-------- TEXT --------

16 I am satisfied for the purposes, therefore, that I should regard the use of the whole of that nearly 20,000 m sq or so of the property upon which his house is located as being used for the purposes of residential accommodation or activities necessarily ancillary to or linked to that use as residential accommodation and therefore forming part of that use.

17 I am equally satisfied that the remainder of the property, some 2,000 m sq or so in area, is used for the purposes of the intensive use as a nursery. The permitted use of that element of the site, pursuant to the commercial lease entered into by Mr Prior with the company that is the proprietor of the nursery, is for its use as a garden centre for the supply of greenstock, associated garden dry goods and hardware, furniture sales, sales of giftware, conducting gardening classes and related functions.

18 In resisting the proposition that the land should be regarded as having its dominant use as being for residential accommodation, Mr Cork, solicitor on behalf of the council, has in the council’s Statement of Facts and Contentions in Reply particularised a number of matters upon which the council relies. These are set out below.


      (a) The road frontage of the land presents as commercial premises. A large advertising structure and carpark dominate the road frontage;
      (b) The road frontage of the land is fenced and landscaped. The major entrance to the land is through the Longview Garden Centre sales area, located in a substantial building at the road frontage;
      (c) The dwelling house on the land is not visible from the highway;
      (d) Within the commercial nursery, the premises include displays of plants and garden related products, within a highly developed and landscaped setting;
      (e) The nursery includes a building known as the "barn" within which items, including furniture, are offered for sale;
      (f) The nursery is currently the subject of registered commercial Lease AD518022A (relating to part Lot 101) under which a rental in excess of $43,800. 00 per annum is payable by the lessee to the Applicant, and which confers upon the lessee the option to take up two further leases for successive 5 year terms, giving a potential lease term of 15 years;
      (g) The area of the land occupied by the commercial nursery exceeds the area of land occupied by the residence, including the landscaped yard and garden of the residence;
      (h) The nursery operates 7 days per week, between the hours of 9am and 5pm;
      (i) The permitted use of the nursery under the lease is: "Garden Centre for the supply of greenstock, associated garden dry goods and hardware, furniture sales, sale of giftware, conducting gardening classes and related functions."

-------- DATA SUPPLIED --------

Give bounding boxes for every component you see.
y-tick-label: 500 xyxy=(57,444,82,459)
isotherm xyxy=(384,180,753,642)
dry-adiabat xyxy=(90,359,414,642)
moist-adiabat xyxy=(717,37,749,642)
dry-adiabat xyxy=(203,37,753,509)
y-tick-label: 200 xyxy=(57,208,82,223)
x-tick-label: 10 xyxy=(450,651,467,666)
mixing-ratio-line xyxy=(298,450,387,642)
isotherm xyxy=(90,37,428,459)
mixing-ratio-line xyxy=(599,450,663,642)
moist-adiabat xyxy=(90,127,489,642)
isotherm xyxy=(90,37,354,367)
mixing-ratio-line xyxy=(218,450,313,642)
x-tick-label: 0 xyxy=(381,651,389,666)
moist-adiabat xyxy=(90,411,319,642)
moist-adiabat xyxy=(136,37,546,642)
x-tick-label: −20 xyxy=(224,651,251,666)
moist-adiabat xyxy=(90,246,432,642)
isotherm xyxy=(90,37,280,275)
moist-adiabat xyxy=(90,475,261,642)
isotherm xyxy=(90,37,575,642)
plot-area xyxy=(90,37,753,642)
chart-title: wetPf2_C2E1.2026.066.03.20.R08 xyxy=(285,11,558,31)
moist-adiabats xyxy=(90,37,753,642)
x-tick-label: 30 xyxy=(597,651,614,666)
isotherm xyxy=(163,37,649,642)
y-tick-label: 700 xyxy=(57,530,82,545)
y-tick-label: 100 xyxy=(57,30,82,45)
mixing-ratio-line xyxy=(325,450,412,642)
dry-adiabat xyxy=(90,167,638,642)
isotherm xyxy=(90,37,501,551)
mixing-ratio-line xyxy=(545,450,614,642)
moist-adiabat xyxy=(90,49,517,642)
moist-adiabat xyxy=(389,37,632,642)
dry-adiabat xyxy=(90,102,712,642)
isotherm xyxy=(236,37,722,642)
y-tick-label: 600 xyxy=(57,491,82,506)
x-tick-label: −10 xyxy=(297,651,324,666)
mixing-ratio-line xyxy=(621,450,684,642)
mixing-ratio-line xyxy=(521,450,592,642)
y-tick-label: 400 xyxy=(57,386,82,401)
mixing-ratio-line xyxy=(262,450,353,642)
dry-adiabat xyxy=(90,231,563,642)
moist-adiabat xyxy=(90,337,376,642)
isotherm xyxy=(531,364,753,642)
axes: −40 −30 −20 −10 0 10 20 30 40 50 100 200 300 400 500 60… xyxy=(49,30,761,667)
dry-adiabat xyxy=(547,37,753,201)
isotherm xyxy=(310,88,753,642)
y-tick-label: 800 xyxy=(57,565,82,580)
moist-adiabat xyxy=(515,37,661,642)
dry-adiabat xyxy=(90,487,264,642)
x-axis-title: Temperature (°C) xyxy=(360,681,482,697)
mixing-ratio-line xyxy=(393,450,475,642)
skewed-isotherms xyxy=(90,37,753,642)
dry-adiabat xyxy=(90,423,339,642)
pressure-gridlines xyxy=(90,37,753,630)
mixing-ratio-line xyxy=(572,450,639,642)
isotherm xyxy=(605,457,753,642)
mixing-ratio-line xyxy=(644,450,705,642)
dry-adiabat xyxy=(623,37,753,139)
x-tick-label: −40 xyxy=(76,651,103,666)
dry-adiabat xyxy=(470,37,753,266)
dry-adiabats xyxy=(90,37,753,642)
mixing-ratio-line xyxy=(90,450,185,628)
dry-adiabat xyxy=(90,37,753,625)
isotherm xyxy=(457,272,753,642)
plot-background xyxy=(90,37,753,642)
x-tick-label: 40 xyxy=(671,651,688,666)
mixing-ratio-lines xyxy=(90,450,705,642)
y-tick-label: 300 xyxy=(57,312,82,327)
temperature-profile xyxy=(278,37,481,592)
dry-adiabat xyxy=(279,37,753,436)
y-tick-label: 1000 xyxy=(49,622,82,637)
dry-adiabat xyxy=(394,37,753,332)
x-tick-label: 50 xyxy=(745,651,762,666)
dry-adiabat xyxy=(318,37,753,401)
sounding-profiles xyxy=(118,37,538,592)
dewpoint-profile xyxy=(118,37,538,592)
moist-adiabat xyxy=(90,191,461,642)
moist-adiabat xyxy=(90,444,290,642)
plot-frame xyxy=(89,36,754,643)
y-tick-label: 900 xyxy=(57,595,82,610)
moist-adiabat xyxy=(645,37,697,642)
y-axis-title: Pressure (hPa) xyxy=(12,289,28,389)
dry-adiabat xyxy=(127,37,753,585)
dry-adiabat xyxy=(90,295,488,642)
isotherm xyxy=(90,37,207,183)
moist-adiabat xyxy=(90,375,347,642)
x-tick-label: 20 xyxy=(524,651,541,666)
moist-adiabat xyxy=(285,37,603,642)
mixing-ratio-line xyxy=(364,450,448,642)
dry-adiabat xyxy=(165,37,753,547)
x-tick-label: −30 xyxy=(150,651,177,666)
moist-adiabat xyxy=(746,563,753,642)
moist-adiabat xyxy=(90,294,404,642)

--------

*TASK 1:* Transcribe the judgment on the land's use from "16 I am satisfied" to "of that use.".
*TASK 2:* According to the judgment on the land's use, on which days and during what hours does the nursery operate?
*TASK 3:* Resume the judgment on the land's use after its last sentence.

*WRITTEN REPLY 1:*
16 I am satisfied for the purposes, therefore, that I should regard the use of the whole of that nearly 20,000 m sq or so of the property upon which his house is located as being used for the purposes of residential accommodation or activities necessarily ancillary to or linked to that use as residential accommodation and therefore forming part of that use.

*WRITTEN REPLY 2:* It operates 7 days per week, between 9am and 5pm.

*WRITTEN REPLY 3:*
      (j) The majority of the land within Lots I and 2 is natural bushland, in an undeveloped state.

19 There are a number of matters put contra to that by Mr Doyle on behalf of the applicant. The first is the issue of the ratio of the uses one to the other. The second is the question of the appearance of the property from the public road, a matter to which I will return. The third is the question of two valuations which have been provided that indicate that the residential portion of the property has had, at two times in the past, significantly higher value than the value ascribed to the nursery element of the property and, finally, that there would be the opportunity on the two undeveloped lots, being lots 1 and 2 in Deposited Plan 1275506, of constructing residences on those allotments at some time in the future. I will conveniently deal with the latter two of those matters first.

20 The fact that at some stage in the future the two vacant allotments which I have held to be the subject of a present residential accommodation use might have separate residences constructed on them at some time in the future is not in my view a matter of import in these proceedings as I am dealing with the question of the present categorisation of the land rather than what might be some future categorisation of it. It is, however, a matter that has some potential impact in the nature of the orders that I might frame to give effect to my decision so as to ensure that any categorisation I might make would be subject to some future review by the council if the use were to change in some fashion or if the land were to be divided in some form.

21 The second matter is that I receive little assistance, in my view, from the question of the valuation. The earlier decisions have not taken regard to valuation information, they have had in at least one instance some regard to economic activity levels but certainly I do not have any indication that there has been such valuation material provided – in any event, at least one of the valuations was for a purpose unrelated to a conventional valuation (dealing with a compulsory acquisition of portion of the land for road widening). I have found them of very little assistance.

22 However, I return to the matters that were dealt with by Pearlman CJ in McKenzie. The three matters that she dealt with are: space occupied, time spent in occupation and layout.

23 There is no doubt, as it is agreed on the evidence, that the ratio of space occupied – one use to the other – is nine in favour of residential as opposed to one in favour of the business occupation. In each of McKenzie, Jakd and Taylor the decision appears to have been in favour of the significantly proportionate larger use (in both Taylor and McKenzie as to the area of land occupied and in Jakd as to the proportion of the building occupied). That, in my view, is a significant factor in favour of Mr Prior’s contention – setting aside questions of time operation of any decision on characterisation.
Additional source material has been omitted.